__PROVIDED INFORMATION__
══════════════════════════════

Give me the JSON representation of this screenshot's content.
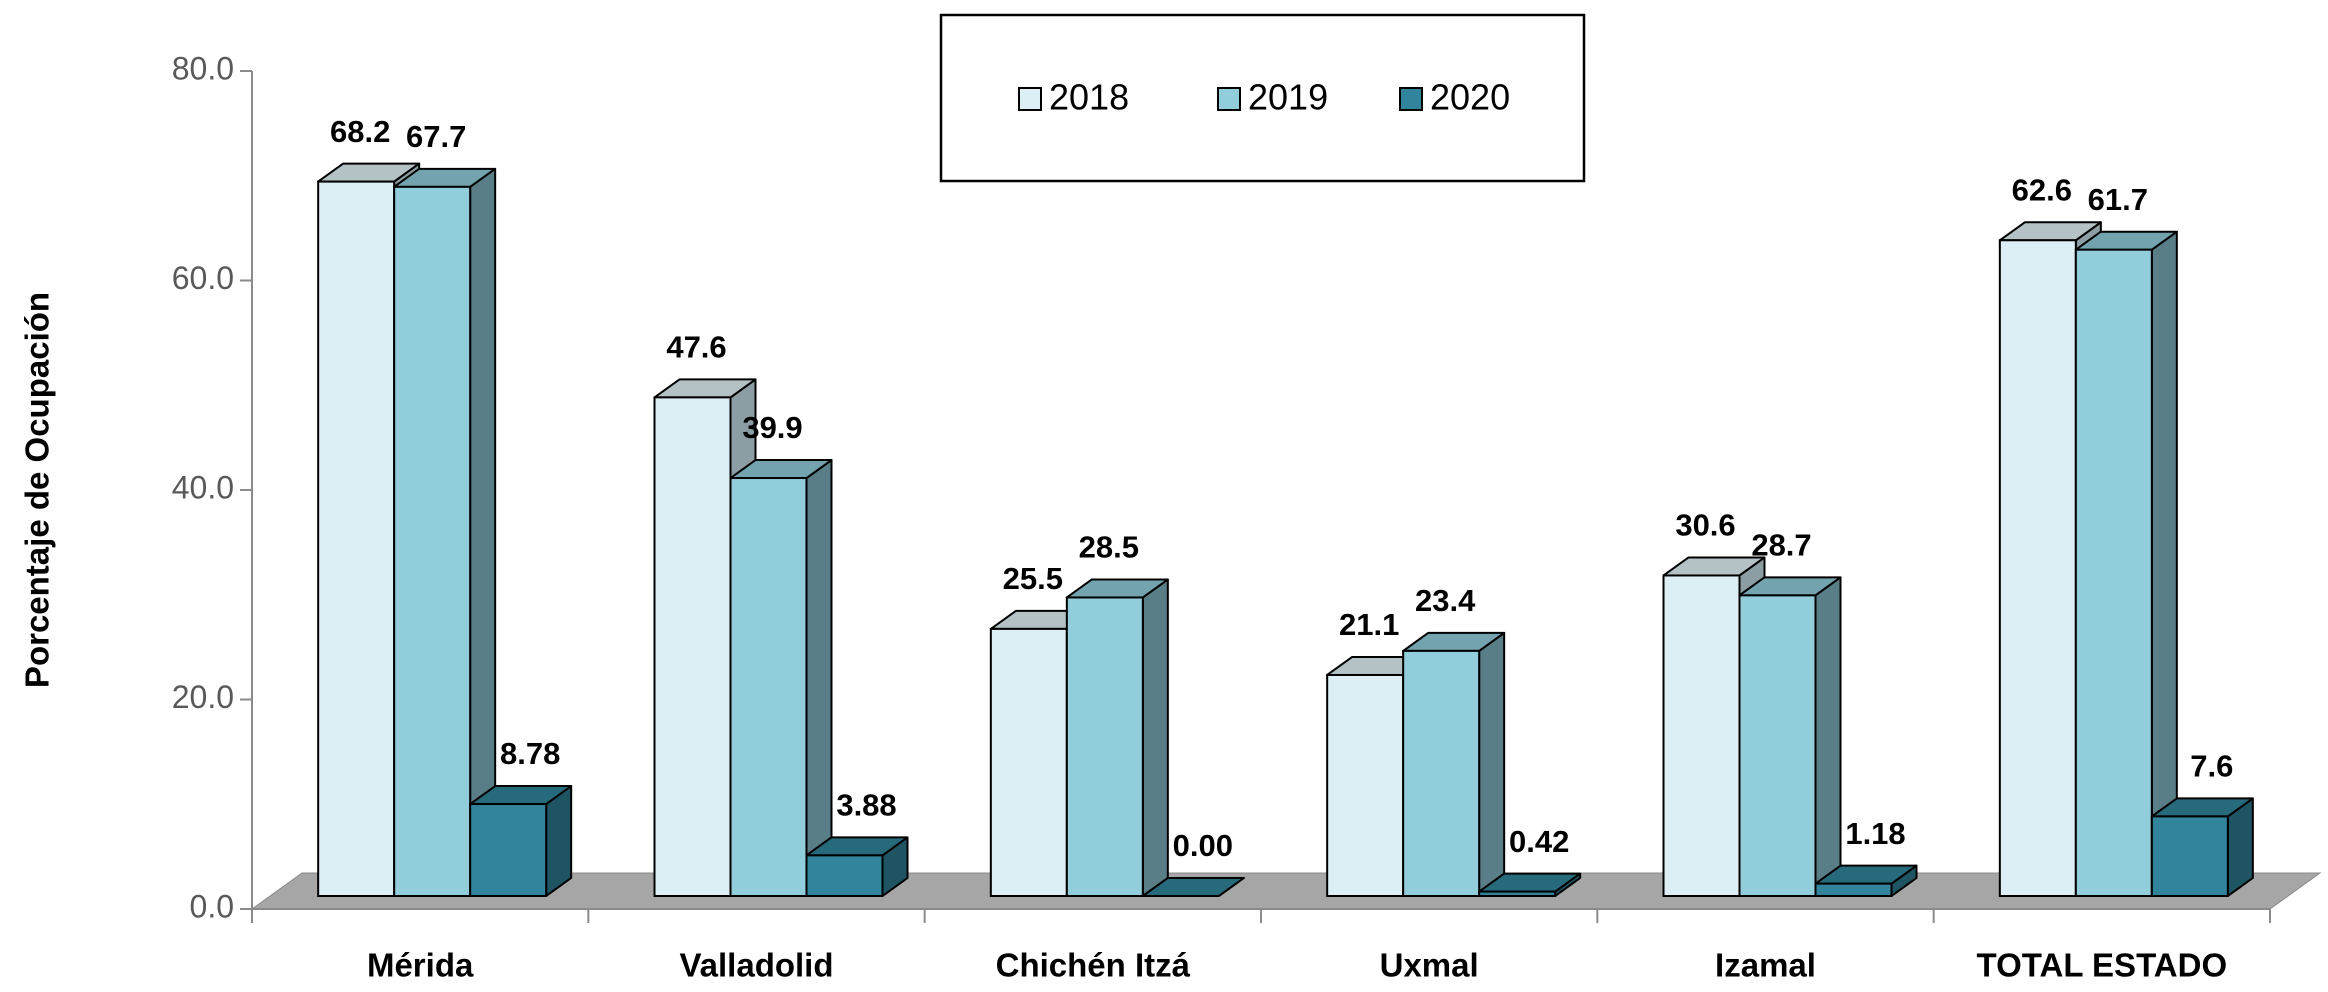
{
  "chart_data": {
    "type": "bar3d",
    "y_label": "Porcentaje de Ocupación",
    "categories": [
      "Mérida",
      "Valladolid",
      "Chichén Itzá",
      "Uxmal",
      "Izamal",
      "TOTAL ESTADO"
    ],
    "series": [
      {
        "name": "2018",
        "color": "#ddeef5",
        "side_color": "#8c9ea4",
        "top_color": "#b4c2c6",
        "values": [
          68.2,
          47.6,
          25.5,
          21.1,
          30.6,
          62.6
        ]
      },
      {
        "name": "2019",
        "color": "#92cddc",
        "side_color": "#5a7e88",
        "top_color": "#74a3b0",
        "values": [
          67.7,
          39.9,
          28.5,
          23.4,
          28.7,
          61.7
        ]
      },
      {
        "name": "2020",
        "color": "#31849b",
        "side_color": "#1f5562",
        "top_color": "#266a7c",
        "values": [
          8.78,
          3.88,
          0,
          0.42,
          1.18,
          7.6
        ],
        "value_labels": [
          "8.78",
          "3.88",
          "0.00",
          "0.42",
          "1.18",
          "7.6"
        ]
      }
    ],
    "ylim": [
      0,
      80
    ],
    "yticks": [
      {
        "value": 0,
        "label": "0.0"
      },
      {
        "value": 20,
        "label": "20.0"
      },
      {
        "value": 40,
        "label": "40.0"
      },
      {
        "value": 60,
        "label": "60.0"
      },
      {
        "value": 80,
        "label": "80.0"
      }
    ],
    "floor_color": "#a6a6a6",
    "legend": "top"
  }
}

══════════════════════════════

__WRITTEN REQUEST__
Leave the pictures out and print the records above exactly as they stand.

__EXERCISE ANSWER__
Give me the JSON representation of this screenshot's content.
{
  "chart_data": {
    "type": "bar3d",
    "y_label": "Porcentaje de Ocupación",
    "categories": [
      "Mérida",
      "Valladolid",
      "Chichén Itzá",
      "Uxmal",
      "Izamal",
      "TOTAL ESTADO"
    ],
    "series": [
      {
        "name": "2018",
        "color": "#ddeef5",
        "side_color": "#8c9ea4",
        "top_color": "#b4c2c6",
        "values": [
          68.2,
          47.6,
          25.5,
          21.1,
          30.6,
          62.6
        ]
      },
      {
        "name": "2019",
        "color": "#92cddc",
        "side_color": "#5a7e88",
        "top_color": "#74a3b0",
        "values": [
          67.7,
          39.9,
          28.5,
          23.4,
          28.7,
          61.7
        ]
      },
      {
        "name": "2020",
        "color": "#31849b",
        "side_color": "#1f5562",
        "top_color": "#266a7c",
        "values": [
          8.78,
          3.88,
          0,
          0.42,
          1.18,
          7.6
        ],
        "value_labels": [
          "8.78",
          "3.88",
          "0.00",
          "0.42",
          "1.18",
          "7.6"
        ]
      }
    ],
    "ylim": [
      0,
      80
    ],
    "yticks": [
      {
        "value": 0,
        "label": "0.0"
      },
      {
        "value": 20,
        "label": "20.0"
      },
      {
        "value": 40,
        "label": "40.0"
      },
      {
        "value": 60,
        "label": "60.0"
      },
      {
        "value": 80,
        "label": "80.0"
      }
    ],
    "floor_color": "#a6a6a6",
    "legend": "top"
  }
}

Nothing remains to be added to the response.